**What you are asked to do**
Type the records out again in full, exactly.

(Data records)

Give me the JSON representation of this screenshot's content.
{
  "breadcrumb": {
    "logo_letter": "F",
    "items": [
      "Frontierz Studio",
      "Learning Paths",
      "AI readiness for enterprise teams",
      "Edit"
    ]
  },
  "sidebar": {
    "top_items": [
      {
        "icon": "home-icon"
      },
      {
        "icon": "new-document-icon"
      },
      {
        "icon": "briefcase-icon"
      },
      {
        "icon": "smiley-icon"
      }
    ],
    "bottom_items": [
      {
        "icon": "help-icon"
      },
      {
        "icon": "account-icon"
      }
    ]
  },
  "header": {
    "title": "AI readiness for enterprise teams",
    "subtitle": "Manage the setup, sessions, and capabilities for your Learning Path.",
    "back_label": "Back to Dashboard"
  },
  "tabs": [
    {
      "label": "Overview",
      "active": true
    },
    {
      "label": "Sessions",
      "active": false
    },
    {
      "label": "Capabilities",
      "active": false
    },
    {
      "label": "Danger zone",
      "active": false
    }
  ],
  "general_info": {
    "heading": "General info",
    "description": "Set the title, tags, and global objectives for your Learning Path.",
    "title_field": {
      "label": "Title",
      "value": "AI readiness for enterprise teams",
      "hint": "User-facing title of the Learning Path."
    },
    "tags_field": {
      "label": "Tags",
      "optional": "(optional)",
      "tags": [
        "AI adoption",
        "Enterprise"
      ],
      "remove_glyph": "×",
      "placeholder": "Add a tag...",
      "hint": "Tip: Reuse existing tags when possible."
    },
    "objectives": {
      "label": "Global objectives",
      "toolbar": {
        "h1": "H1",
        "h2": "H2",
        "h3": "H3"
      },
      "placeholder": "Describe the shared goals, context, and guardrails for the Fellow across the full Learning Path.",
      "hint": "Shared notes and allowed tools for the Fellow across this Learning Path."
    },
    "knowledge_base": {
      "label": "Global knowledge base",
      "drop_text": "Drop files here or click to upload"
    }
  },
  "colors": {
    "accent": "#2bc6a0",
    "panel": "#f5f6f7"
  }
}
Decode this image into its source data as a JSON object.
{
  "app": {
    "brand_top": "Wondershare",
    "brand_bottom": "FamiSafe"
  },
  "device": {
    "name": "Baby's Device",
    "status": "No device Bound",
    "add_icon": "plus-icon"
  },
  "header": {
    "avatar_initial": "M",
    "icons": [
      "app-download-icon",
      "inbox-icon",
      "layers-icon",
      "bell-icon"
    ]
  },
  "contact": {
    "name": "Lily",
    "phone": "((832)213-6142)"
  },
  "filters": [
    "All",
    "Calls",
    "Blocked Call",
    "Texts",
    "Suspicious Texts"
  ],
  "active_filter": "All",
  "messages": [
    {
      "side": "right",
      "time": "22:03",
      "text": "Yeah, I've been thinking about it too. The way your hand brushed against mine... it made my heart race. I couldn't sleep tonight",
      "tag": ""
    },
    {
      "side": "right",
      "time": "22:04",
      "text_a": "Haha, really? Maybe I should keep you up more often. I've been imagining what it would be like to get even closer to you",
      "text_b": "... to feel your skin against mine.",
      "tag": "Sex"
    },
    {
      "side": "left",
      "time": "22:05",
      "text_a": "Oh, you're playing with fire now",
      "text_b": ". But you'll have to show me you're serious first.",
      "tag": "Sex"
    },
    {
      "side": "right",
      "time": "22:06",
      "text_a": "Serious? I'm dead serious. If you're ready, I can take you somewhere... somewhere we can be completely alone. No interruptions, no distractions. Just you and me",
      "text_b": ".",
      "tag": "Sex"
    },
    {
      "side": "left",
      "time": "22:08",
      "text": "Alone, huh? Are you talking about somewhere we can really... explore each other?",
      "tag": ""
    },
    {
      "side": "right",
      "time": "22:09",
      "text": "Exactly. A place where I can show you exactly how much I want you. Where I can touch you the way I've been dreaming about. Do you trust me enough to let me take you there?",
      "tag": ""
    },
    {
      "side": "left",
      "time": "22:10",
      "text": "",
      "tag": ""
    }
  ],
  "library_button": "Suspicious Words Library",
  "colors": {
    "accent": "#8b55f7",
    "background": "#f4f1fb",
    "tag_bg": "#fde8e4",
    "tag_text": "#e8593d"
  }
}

**Written response**
Give me the JSON representation of this screenshot's content.
{
  "breadcrumb": {
    "logo_letter": "F",
    "items": [
      "Frontierz Studio",
      "Learning Paths",
      "AI readiness for enterprise teams",
      "Edit"
    ]
  },
  "sidebar": {
    "top_items": [
      {
        "icon": "home-icon"
      },
      {
        "icon": "new-document-icon"
      },
      {
        "icon": "briefcase-icon"
      },
      {
        "icon": "smiley-icon"
      }
    ],
    "bottom_items": [
      {
        "icon": "help-icon"
      },
      {
        "icon": "account-icon"
      }
    ]
  },
  "header": {
    "title": "AI readiness for enterprise teams",
    "subtitle": "Manage the setup, sessions, and capabilities for your Learning Path.",
    "back_label": "Back to Dashboard"
  },
  "tabs": [
    {
      "label": "Overview",
      "active": true
    },
    {
      "label": "Sessions",
      "active": false
    },
    {
      "label": "Capabilities",
      "active": false
    },
    {
      "label": "Danger zone",
      "active": false
    }
  ],
  "general_info": {
    "heading": "General info",
    "description": "Set the title, tags, and global objectives for your Learning Path.",
    "title_field": {
      "label": "Title",
      "value": "AI readiness for enterprise teams",
      "hint": "User-facing title of the Learning Path."
    },
    "tags_field": {
      "label": "Tags",
      "optional": "(optional)",
      "tags": [
        "AI adoption",
        "Enterprise"
      ],
      "remove_glyph": "×",
      "placeholder": "Add a tag...",
      "hint": "Tip: Reuse existing tags when possible."
    },
    "objectives": {
      "label": "Global objectives",
      "toolbar": {
        "h1": "H1",
        "h2": "H2",
        "h3": "H3"
      },
      "placeholder": "Describe the shared goals, context, and guardrails for the Fellow across the full Learning Path.",
      "hint": "Shared notes and allowed tools for the Fellow across this Learning Path."
    },
    "knowledge_base": {
      "label": "Global knowledge base",
      "drop_text": "Drop files here or click to upload"
    }
  },
  "colors": {
    "accent": "#2bc6a0",
    "panel": "#f5f6f7"
  }
}
Decode this image into its source data as a JSON object.
{
  "app": {
    "brand_top": "Wondershare",
    "brand_bottom": "FamiSafe"
  },
  "device": {
    "name": "Baby's Device",
    "status": "No device Bound",
    "add_icon": "plus-icon"
  },
  "header": {
    "avatar_initial": "M",
    "icons": [
      "app-download-icon",
      "inbox-icon",
      "layers-icon",
      "bell-icon"
    ]
  },
  "contact": {
    "name": "Lily",
    "phone": "((832)213-6142)"
  },
  "filters": [
    "All",
    "Calls",
    "Blocked Call",
    "Texts",
    "Suspicious Texts"
  ],
  "active_filter": "All",
  "messages": [
    {
      "side": "right",
      "time": "22:03",
      "text": "Yeah, I've been thinking about it too. The way your hand brushed against mine... it made my heart race. I couldn't sleep tonight",
      "tag": ""
    },
    {
      "side": "right",
      "time": "22:04",
      "text_a": "Haha, really? Maybe I should keep you up more often. I've been imagining what it would be like to get even closer to you",
      "text_b": "... to feel your skin against mine.",
      "tag": "Sex"
    },
    {
      "side": "left",
      "time": "22:05",
      "text_a": "Oh, you're playing with fire now",
      "text_b": ". But you'll have to show me you're serious first.",
      "tag": "Sex"
    },
    {
      "side": "right",
      "time": "22:06",
      "text_a": "Serious? I'm dead serious. If you're ready, I can take you somewhere... somewhere we can be completely alone. No interruptions, no distractions. Just you and me",
      "text_b": ".",
      "tag": "Sex"
    },
    {
      "side": "left",
      "time": "22:08",
      "text": "Alone, huh? Are you talking about somewhere we can really... explore each other?",
      "tag": ""
    },
    {
      "side": "right",
      "time": "22:09",
      "text": "Exactly. A place where I can show you exactly how much I want you. Where I can touch you the way I've been dreaming about. Do you trust me enough to let me take you there?",
      "tag": ""
    },
    {
      "side": "left",
      "time": "22:10",
      "text": "",
      "tag": ""
    }
  ],
  "library_button": "Suspicious Words Library",
  "colors": {
    "accent": "#8b55f7",
    "background": "#f4f1fb",
    "tag_bg": "#fde8e4",
    "tag_text": "#e8593d"
  }
}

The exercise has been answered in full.